### Aim
Reproduce the entries in full, with no changes.

### Listed records
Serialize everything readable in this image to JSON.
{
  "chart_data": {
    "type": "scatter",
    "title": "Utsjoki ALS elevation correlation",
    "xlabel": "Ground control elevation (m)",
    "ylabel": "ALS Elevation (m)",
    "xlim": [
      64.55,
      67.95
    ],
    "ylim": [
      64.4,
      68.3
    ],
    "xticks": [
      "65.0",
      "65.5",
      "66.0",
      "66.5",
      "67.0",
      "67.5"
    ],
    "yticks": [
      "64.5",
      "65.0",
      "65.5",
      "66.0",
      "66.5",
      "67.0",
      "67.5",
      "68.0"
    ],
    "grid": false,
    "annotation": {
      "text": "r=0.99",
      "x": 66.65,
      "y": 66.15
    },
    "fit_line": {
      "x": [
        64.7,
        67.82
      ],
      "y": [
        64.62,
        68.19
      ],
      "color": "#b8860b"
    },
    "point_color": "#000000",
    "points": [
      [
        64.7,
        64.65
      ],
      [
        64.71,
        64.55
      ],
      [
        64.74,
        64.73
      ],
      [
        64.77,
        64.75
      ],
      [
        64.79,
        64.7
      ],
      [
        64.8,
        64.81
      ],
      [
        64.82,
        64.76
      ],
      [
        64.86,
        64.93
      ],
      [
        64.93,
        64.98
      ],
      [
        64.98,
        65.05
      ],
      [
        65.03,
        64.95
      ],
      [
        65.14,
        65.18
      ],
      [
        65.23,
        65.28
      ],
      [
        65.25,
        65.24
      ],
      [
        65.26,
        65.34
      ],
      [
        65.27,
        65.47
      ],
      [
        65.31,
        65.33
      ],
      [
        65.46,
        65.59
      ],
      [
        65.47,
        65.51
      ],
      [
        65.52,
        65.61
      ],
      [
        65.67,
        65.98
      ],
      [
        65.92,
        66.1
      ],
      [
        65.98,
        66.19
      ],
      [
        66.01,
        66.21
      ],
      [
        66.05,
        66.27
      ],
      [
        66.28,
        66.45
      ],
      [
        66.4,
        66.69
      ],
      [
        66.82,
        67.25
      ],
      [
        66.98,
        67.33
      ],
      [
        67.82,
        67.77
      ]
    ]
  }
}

### Exercise answer
Serialize everything readable in this image to JSON.
{
  "chart_data": {
    "type": "scatter",
    "title": "Utsjoki ALS elevation correlation",
    "xlabel": "Ground control elevation (m)",
    "ylabel": "ALS Elevation (m)",
    "xlim": [
      64.55,
      67.95
    ],
    "ylim": [
      64.4,
      68.3
    ],
    "xticks": [
      "65.0",
      "65.5",
      "66.0",
      "66.5",
      "67.0",
      "67.5"
    ],
    "yticks": [
      "64.5",
      "65.0",
      "65.5",
      "66.0",
      "66.5",
      "67.0",
      "67.5",
      "68.0"
    ],
    "grid": false,
    "annotation": {
      "text": "r=0.99",
      "x": 66.65,
      "y": 66.15
    },
    "fit_line": {
      "x": [
        64.7,
        67.82
      ],
      "y": [
        64.62,
        68.19
      ],
      "color": "#b8860b"
    },
    "point_color": "#000000",
    "points": [
      [
        64.7,
        64.65
      ],
      [
        64.71,
        64.55
      ],
      [
        64.74,
        64.73
      ],
      [
        64.77,
        64.75
      ],
      [
        64.79,
        64.7
      ],
      [
        64.8,
        64.81
      ],
      [
        64.82,
        64.76
      ],
      [
        64.86,
        64.93
      ],
      [
        64.93,
        64.98
      ],
      [
        64.98,
        65.05
      ],
      [
        65.03,
        64.95
      ],
      [
        65.14,
        65.18
      ],
      [
        65.23,
        65.28
      ],
      [
        65.25,
        65.24
      ],
      [
        65.26,
        65.34
      ],
      [
        65.27,
        65.47
      ],
      [
        65.31,
        65.33
      ],
      [
        65.46,
        65.59
      ],
      [
        65.47,
        65.51
      ],
      [
        65.52,
        65.61
      ],
      [
        65.67,
        65.98
      ],
      [
        65.92,
        66.1
      ],
      [
        65.98,
        66.19
      ],
      [
        66.01,
        66.21
      ],
      [
        66.05,
        66.27
      ],
      [
        66.28,
        66.45
      ],
      [
        66.4,
        66.69
      ],
      [
        66.82,
        67.25
      ],
      [
        66.98,
        67.33
      ],
      [
        67.82,
        67.77
      ]
    ]
  }
}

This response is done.